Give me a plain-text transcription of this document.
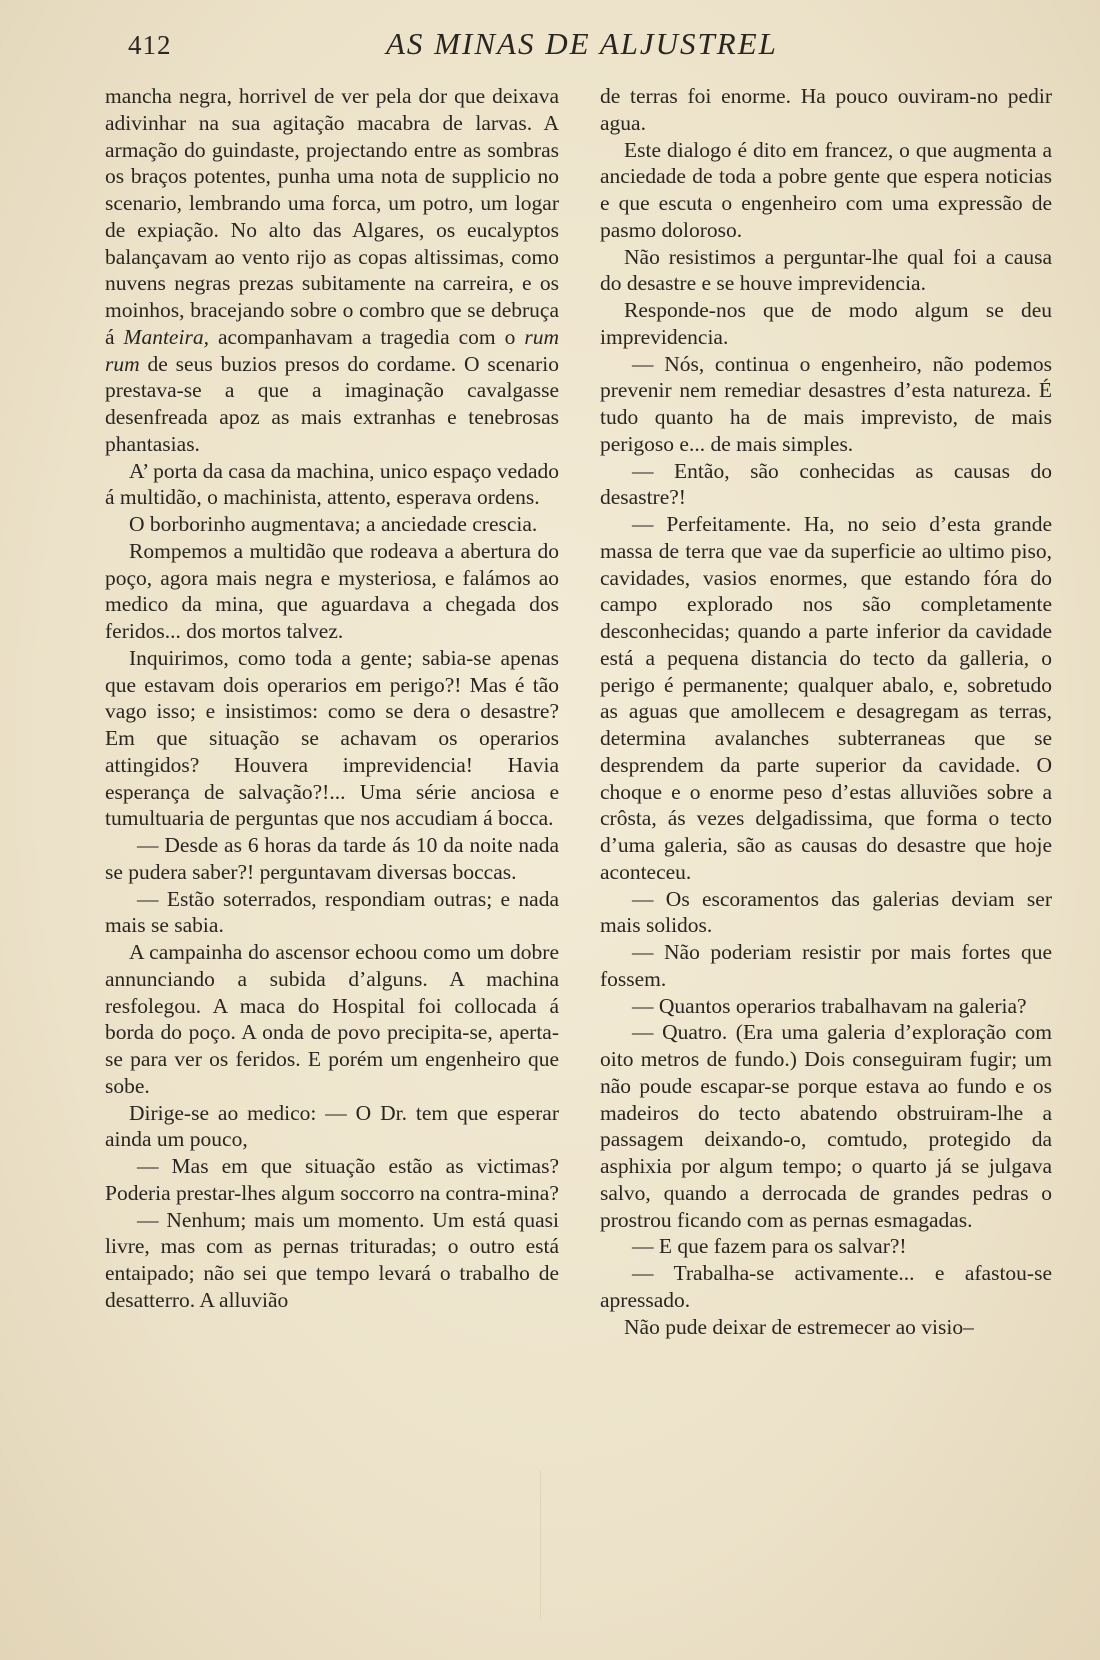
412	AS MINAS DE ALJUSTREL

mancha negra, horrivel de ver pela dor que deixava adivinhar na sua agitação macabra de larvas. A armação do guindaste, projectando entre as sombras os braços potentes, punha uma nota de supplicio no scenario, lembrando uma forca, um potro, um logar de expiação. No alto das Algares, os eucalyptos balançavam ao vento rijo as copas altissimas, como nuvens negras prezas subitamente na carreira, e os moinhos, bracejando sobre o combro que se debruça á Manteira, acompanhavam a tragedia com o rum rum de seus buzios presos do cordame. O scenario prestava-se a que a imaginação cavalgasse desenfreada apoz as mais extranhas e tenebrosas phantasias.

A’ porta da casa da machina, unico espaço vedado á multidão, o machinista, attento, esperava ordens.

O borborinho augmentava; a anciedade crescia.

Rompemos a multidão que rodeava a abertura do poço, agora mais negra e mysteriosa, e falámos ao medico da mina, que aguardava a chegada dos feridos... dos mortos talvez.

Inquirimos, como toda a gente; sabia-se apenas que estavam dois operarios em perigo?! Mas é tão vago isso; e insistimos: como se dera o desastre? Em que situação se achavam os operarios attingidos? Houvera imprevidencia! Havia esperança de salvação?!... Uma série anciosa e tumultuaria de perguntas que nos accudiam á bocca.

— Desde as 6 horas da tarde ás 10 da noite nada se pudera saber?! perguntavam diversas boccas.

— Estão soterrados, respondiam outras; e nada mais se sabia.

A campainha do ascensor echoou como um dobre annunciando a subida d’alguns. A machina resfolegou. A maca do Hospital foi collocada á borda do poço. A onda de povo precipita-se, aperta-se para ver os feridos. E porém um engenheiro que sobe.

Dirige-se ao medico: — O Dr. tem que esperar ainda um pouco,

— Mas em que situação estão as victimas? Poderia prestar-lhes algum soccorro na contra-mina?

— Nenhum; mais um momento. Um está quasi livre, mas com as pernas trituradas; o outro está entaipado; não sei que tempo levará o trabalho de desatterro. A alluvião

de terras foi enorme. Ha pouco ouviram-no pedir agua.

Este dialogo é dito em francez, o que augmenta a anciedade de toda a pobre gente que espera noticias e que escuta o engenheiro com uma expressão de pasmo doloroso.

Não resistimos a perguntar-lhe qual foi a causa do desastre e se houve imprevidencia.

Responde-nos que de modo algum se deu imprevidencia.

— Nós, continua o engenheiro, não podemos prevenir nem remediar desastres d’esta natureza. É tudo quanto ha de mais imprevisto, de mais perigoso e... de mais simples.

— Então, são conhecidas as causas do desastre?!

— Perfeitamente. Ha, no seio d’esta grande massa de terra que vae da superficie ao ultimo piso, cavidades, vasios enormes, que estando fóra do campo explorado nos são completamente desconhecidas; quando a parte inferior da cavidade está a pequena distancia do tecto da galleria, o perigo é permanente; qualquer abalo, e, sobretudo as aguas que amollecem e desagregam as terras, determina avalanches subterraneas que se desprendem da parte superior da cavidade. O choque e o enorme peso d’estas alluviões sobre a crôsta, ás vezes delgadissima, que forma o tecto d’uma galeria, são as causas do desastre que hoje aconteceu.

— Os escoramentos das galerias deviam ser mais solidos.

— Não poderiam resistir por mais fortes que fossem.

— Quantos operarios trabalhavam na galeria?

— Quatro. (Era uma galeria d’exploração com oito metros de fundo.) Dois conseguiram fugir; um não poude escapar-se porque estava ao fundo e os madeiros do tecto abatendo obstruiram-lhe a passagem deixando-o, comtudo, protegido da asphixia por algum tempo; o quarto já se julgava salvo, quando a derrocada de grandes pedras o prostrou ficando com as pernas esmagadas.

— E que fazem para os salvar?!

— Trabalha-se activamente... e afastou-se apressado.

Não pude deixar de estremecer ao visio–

◇ ◇ ◇ ◇

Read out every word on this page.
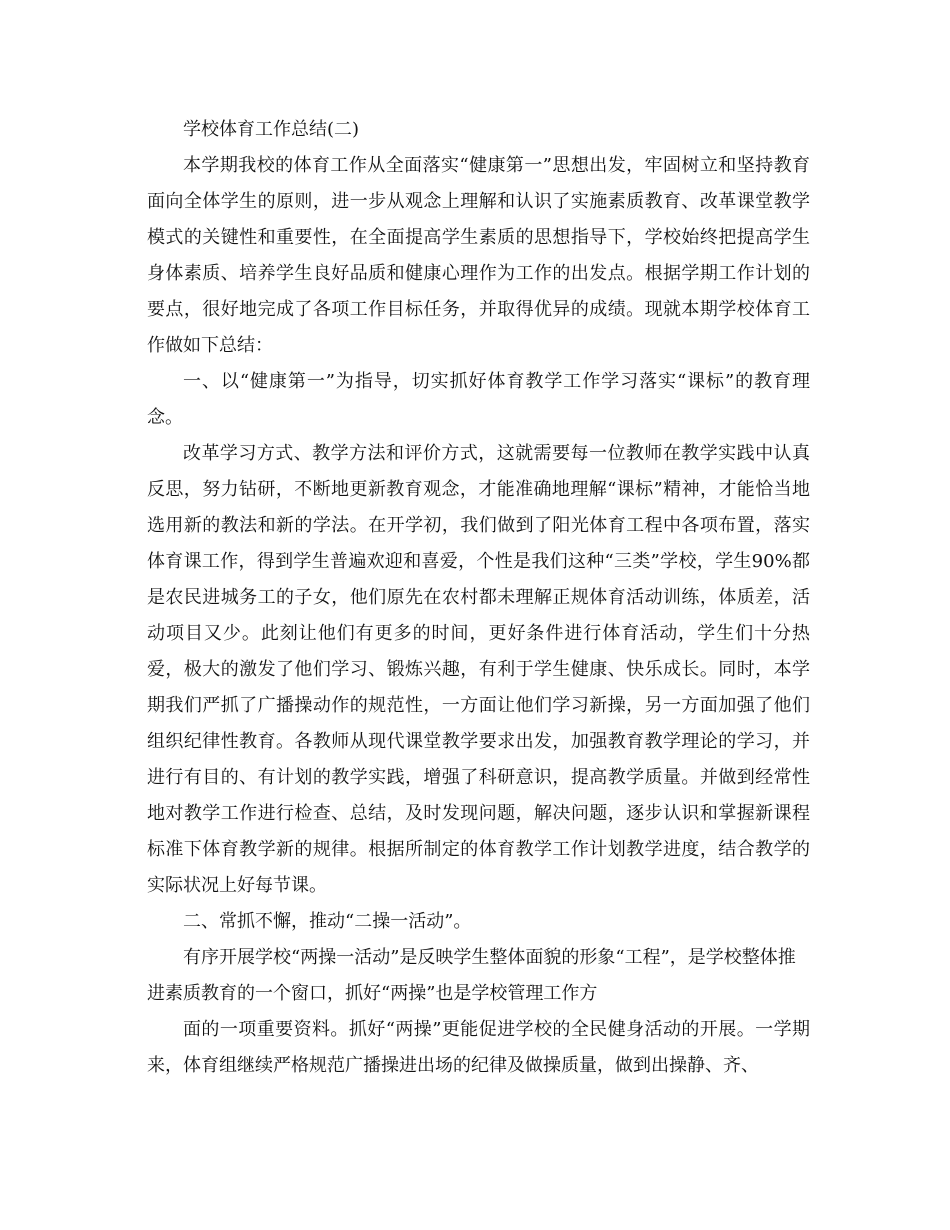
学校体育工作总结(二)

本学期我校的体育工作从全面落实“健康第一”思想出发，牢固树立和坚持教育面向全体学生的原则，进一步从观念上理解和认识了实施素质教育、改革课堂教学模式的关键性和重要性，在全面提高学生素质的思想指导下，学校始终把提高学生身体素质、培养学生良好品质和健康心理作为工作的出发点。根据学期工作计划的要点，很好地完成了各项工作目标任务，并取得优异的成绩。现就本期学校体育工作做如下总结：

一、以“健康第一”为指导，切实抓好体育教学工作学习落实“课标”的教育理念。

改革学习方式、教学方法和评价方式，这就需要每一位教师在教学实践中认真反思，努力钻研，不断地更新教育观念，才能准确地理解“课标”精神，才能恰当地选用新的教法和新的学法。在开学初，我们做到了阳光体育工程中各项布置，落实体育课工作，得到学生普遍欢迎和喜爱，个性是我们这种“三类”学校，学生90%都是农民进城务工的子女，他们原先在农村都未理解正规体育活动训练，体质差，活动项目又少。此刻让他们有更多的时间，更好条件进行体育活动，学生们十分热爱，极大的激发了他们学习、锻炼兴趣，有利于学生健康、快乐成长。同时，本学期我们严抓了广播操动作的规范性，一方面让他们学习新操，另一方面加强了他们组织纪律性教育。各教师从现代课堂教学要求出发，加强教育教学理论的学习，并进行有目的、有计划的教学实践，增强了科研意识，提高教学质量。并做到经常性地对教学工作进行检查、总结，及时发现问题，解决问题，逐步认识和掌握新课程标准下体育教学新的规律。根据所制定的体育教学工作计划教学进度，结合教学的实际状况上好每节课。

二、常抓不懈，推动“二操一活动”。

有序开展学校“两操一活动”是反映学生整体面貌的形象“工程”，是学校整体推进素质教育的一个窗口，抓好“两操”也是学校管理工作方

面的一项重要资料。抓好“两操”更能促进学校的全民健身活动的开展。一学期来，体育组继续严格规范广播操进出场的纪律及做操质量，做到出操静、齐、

◇ ◇ ◇ ◇

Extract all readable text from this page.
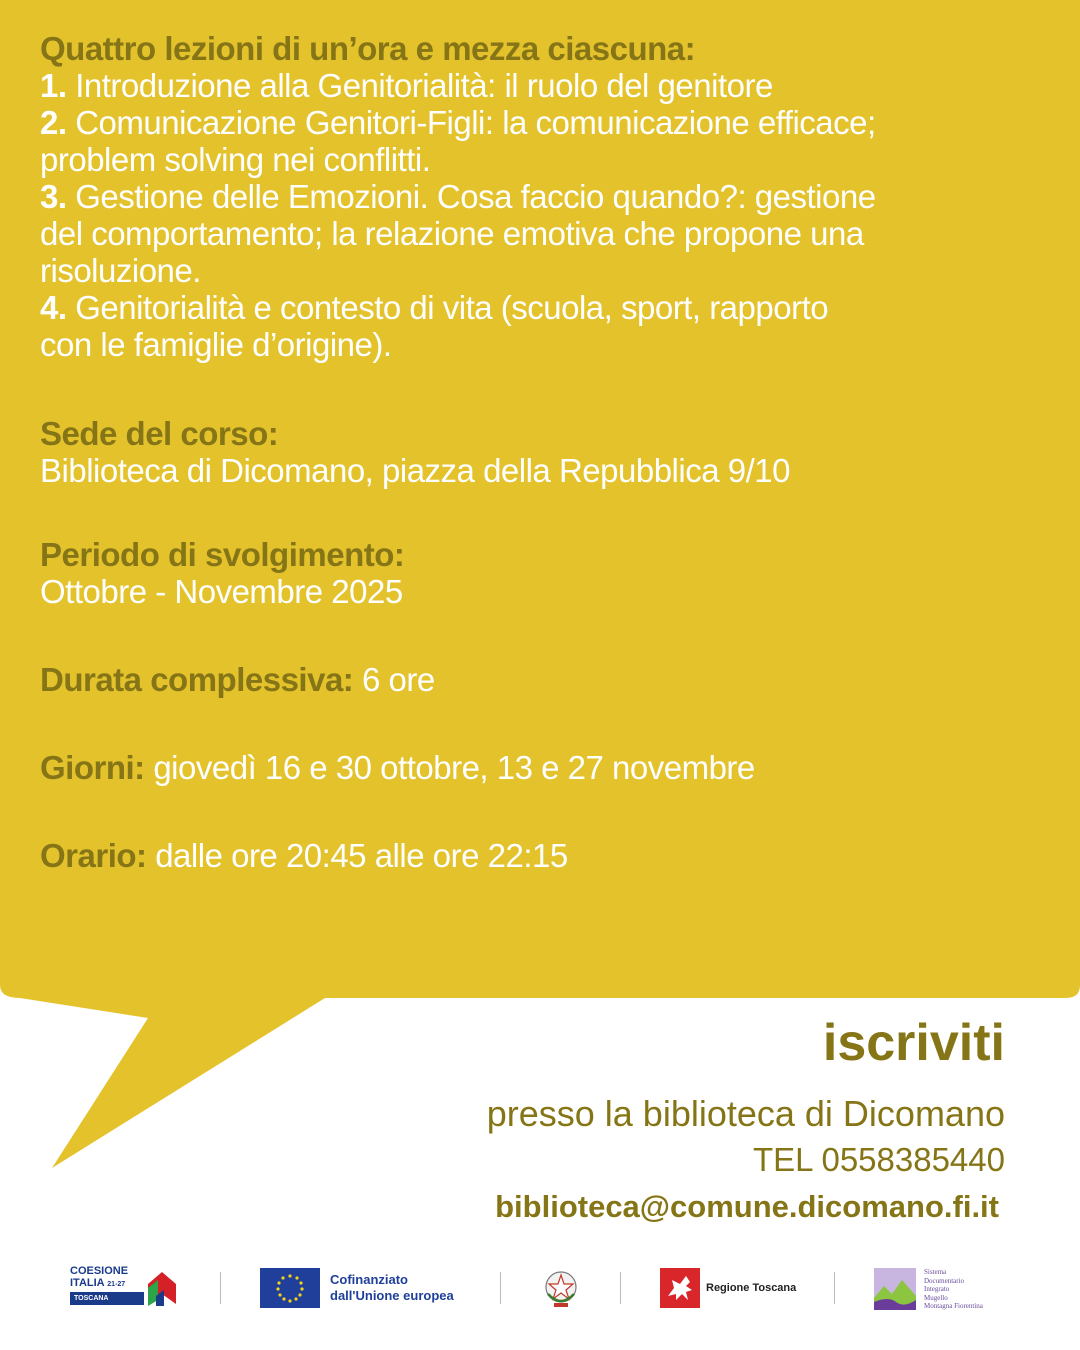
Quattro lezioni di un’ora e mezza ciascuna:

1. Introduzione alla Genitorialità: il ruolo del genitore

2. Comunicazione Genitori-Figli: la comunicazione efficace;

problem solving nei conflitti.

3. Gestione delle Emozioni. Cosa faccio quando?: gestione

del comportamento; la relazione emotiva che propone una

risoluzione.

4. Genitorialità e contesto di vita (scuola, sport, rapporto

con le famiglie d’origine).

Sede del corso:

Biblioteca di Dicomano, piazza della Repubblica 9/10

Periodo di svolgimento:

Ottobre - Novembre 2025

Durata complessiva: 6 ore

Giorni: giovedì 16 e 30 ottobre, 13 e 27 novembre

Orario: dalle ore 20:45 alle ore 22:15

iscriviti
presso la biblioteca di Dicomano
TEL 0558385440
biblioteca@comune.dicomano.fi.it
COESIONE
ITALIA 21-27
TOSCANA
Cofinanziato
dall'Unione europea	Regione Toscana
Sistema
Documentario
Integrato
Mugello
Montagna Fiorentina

◇ ◇ ◇ ◇

- STATED EXERCISE
Locate all lines that include the word "machina" and copy them out.

- THE RESPONSE
A’ porta da casa da machina, unico espaço vedado á multidão, o machinista, attento, esperava ordens.
A campainha do ascensor echoou como um dobre annunciando a subida d’alguns. A machina resfolegou. A maca do Hospital foi collocada á borda do poço. A onda de povo precipita-se, aperta-se para ver os feridos. E porém um engenheiro que sobe.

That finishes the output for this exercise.